- [YOUR OBJECTIVE]
Output each entry below as it stands, leaving out every picture.

- [EXERCISE MATERIALS]
** begin **

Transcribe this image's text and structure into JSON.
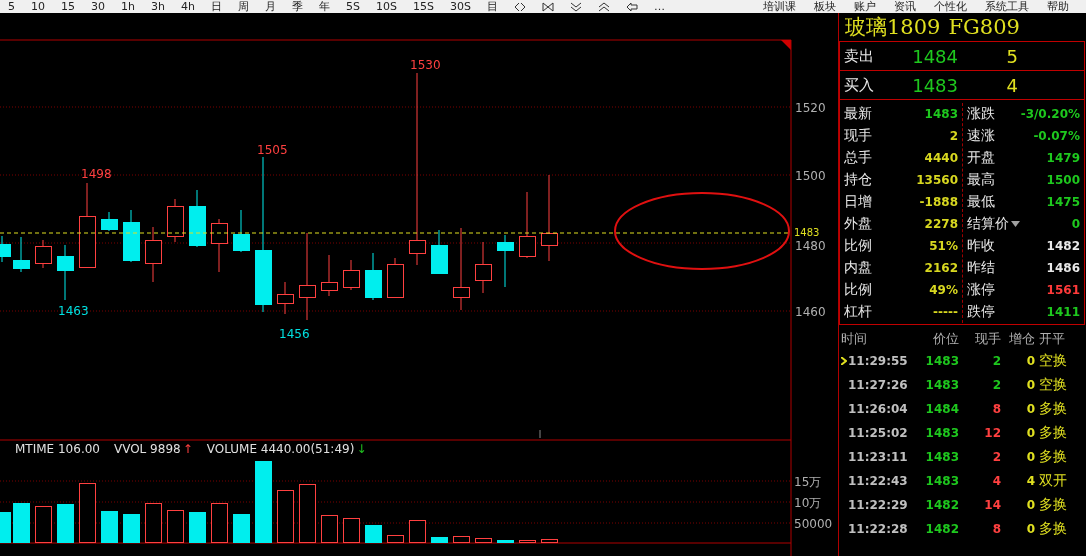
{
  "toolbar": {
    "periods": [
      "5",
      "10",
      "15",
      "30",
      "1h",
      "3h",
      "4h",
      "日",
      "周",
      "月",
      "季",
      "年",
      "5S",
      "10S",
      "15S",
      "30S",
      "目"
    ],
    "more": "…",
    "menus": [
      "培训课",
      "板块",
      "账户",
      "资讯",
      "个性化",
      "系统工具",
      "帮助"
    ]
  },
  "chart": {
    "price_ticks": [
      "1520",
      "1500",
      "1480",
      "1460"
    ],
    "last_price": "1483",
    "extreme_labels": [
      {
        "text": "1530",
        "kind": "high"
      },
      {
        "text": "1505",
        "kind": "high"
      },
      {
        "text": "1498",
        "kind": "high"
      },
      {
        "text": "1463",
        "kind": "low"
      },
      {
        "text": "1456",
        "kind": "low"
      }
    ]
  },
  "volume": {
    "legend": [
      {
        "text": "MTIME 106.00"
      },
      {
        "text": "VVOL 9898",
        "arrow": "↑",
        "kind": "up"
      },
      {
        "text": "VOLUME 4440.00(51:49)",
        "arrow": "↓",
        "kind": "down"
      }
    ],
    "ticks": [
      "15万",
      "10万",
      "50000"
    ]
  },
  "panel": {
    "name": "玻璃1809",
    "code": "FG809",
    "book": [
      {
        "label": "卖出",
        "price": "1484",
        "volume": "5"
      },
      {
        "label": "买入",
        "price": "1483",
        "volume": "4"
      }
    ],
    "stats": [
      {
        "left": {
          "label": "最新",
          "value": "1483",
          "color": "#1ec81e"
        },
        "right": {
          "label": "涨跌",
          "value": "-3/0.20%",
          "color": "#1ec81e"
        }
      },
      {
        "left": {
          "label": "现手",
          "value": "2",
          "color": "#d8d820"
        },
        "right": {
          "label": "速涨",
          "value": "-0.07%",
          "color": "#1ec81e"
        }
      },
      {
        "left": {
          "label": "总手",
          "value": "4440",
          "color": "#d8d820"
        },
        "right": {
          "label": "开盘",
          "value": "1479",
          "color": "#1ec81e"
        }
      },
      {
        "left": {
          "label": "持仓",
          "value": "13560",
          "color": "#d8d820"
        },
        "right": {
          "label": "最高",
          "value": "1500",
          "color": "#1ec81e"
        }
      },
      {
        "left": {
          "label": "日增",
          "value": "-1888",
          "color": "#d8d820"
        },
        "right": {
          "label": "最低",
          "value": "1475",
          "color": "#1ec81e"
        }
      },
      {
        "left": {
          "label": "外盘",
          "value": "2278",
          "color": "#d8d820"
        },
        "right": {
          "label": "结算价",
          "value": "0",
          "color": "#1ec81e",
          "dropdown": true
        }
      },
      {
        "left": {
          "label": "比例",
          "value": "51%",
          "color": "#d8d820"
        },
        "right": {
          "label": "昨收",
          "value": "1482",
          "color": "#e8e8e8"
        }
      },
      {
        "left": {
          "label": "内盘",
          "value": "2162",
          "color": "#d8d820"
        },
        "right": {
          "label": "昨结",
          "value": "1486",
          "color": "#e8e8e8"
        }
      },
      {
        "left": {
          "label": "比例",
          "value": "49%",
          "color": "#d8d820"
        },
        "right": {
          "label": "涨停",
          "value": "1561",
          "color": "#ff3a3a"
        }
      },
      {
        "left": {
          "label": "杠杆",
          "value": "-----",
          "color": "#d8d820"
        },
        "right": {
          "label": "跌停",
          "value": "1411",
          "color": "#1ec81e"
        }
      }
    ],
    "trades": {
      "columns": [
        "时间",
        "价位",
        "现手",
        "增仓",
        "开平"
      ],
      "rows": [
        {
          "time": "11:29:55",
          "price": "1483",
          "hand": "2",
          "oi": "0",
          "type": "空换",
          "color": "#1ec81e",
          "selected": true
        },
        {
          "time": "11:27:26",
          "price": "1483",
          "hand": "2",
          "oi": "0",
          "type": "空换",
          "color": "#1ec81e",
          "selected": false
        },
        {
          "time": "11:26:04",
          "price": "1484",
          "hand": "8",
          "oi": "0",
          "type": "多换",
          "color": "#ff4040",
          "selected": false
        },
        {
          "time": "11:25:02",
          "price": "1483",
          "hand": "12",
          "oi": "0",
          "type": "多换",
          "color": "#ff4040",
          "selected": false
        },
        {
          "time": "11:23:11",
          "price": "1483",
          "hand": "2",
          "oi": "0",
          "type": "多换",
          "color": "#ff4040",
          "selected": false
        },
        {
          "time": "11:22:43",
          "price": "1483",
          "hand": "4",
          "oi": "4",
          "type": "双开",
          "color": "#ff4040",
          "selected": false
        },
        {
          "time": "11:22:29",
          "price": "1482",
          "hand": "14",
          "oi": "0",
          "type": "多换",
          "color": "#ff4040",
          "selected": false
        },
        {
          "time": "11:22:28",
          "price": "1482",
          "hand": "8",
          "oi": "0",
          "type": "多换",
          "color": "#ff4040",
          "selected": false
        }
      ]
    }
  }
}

** end **

- [SOLUTION TO THE EXERCISE]
Transcribe this image's text and structure into JSON.
{
  "toolbar": {
    "periods": [
      "5",
      "10",
      "15",
      "30",
      "1h",
      "3h",
      "4h",
      "日",
      "周",
      "月",
      "季",
      "年",
      "5S",
      "10S",
      "15S",
      "30S",
      "目"
    ],
    "more": "…",
    "menus": [
      "培训课",
      "板块",
      "账户",
      "资讯",
      "个性化",
      "系统工具",
      "帮助"
    ]
  },
  "chart": {
    "price_ticks": [
      "1520",
      "1500",
      "1480",
      "1460"
    ],
    "last_price": "1483",
    "extreme_labels": [
      {
        "text": "1530",
        "kind": "high"
      },
      {
        "text": "1505",
        "kind": "high"
      },
      {
        "text": "1498",
        "kind": "high"
      },
      {
        "text": "1463",
        "kind": "low"
      },
      {
        "text": "1456",
        "kind": "low"
      }
    ]
  },
  "volume": {
    "legend": [
      {
        "text": "MTIME 106.00"
      },
      {
        "text": "VVOL 9898",
        "arrow": "↑",
        "kind": "up"
      },
      {
        "text": "VOLUME 4440.00(51:49)",
        "arrow": "↓",
        "kind": "down"
      }
    ],
    "ticks": [
      "15万",
      "10万",
      "50000"
    ]
  },
  "panel": {
    "name": "玻璃1809",
    "code": "FG809",
    "book": [
      {
        "label": "卖出",
        "price": "1484",
        "volume": "5"
      },
      {
        "label": "买入",
        "price": "1483",
        "volume": "4"
      }
    ],
    "stats": [
      {
        "left": {
          "label": "最新",
          "value": "1483",
          "color": "#1ec81e"
        },
        "right": {
          "label": "涨跌",
          "value": "-3/0.20%",
          "color": "#1ec81e"
        }
      },
      {
        "left": {
          "label": "现手",
          "value": "2",
          "color": "#d8d820"
        },
        "right": {
          "label": "速涨",
          "value": "-0.07%",
          "color": "#1ec81e"
        }
      },
      {
        "left": {
          "label": "总手",
          "value": "4440",
          "color": "#d8d820"
        },
        "right": {
          "label": "开盘",
          "value": "1479",
          "color": "#1ec81e"
        }
      },
      {
        "left": {
          "label": "持仓",
          "value": "13560",
          "color": "#d8d820"
        },
        "right": {
          "label": "最高",
          "value": "1500",
          "color": "#1ec81e"
        }
      },
      {
        "left": {
          "label": "日增",
          "value": "-1888",
          "color": "#d8d820"
        },
        "right": {
          "label": "最低",
          "value": "1475",
          "color": "#1ec81e"
        }
      },
      {
        "left": {
          "label": "外盘",
          "value": "2278",
          "color": "#d8d820"
        },
        "right": {
          "label": "结算价",
          "value": "0",
          "color": "#1ec81e",
          "dropdown": true
        }
      },
      {
        "left": {
          "label": "比例",
          "value": "51%",
          "color": "#d8d820"
        },
        "right": {
          "label": "昨收",
          "value": "1482",
          "color": "#e8e8e8"
        }
      },
      {
        "left": {
          "label": "内盘",
          "value": "2162",
          "color": "#d8d820"
        },
        "right": {
          "label": "昨结",
          "value": "1486",
          "color": "#e8e8e8"
        }
      },
      {
        "left": {
          "label": "比例",
          "value": "49%",
          "color": "#d8d820"
        },
        "right": {
          "label": "涨停",
          "value": "1561",
          "color": "#ff3a3a"
        }
      },
      {
        "left": {
          "label": "杠杆",
          "value": "-----",
          "color": "#d8d820"
        },
        "right": {
          "label": "跌停",
          "value": "1411",
          "color": "#1ec81e"
        }
      }
    ],
    "trades": {
      "columns": [
        "时间",
        "价位",
        "现手",
        "增仓",
        "开平"
      ],
      "rows": [
        {
          "time": "11:29:55",
          "price": "1483",
          "hand": "2",
          "oi": "0",
          "type": "空换",
          "color": "#1ec81e",
          "selected": true
        },
        {
          "time": "11:27:26",
          "price": "1483",
          "hand": "2",
          "oi": "0",
          "type": "空换",
          "color": "#1ec81e",
          "selected": false
        },
        {
          "time": "11:26:04",
          "price": "1484",
          "hand": "8",
          "oi": "0",
          "type": "多换",
          "color": "#ff4040",
          "selected": false
        },
        {
          "time": "11:25:02",
          "price": "1483",
          "hand": "12",
          "oi": "0",
          "type": "多换",
          "color": "#ff4040",
          "selected": false
        },
        {
          "time": "11:23:11",
          "price": "1483",
          "hand": "2",
          "oi": "0",
          "type": "多换",
          "color": "#ff4040",
          "selected": false
        },
        {
          "time": "11:22:43",
          "price": "1483",
          "hand": "4",
          "oi": "4",
          "type": "双开",
          "color": "#ff4040",
          "selected": false
        },
        {
          "time": "11:22:29",
          "price": "1482",
          "hand": "14",
          "oi": "0",
          "type": "多换",
          "color": "#ff4040",
          "selected": false
        },
        {
          "time": "11:22:28",
          "price": "1482",
          "hand": "8",
          "oi": "0",
          "type": "多换",
          "color": "#ff4040",
          "selected": false
        }
      ]
    }
  }
}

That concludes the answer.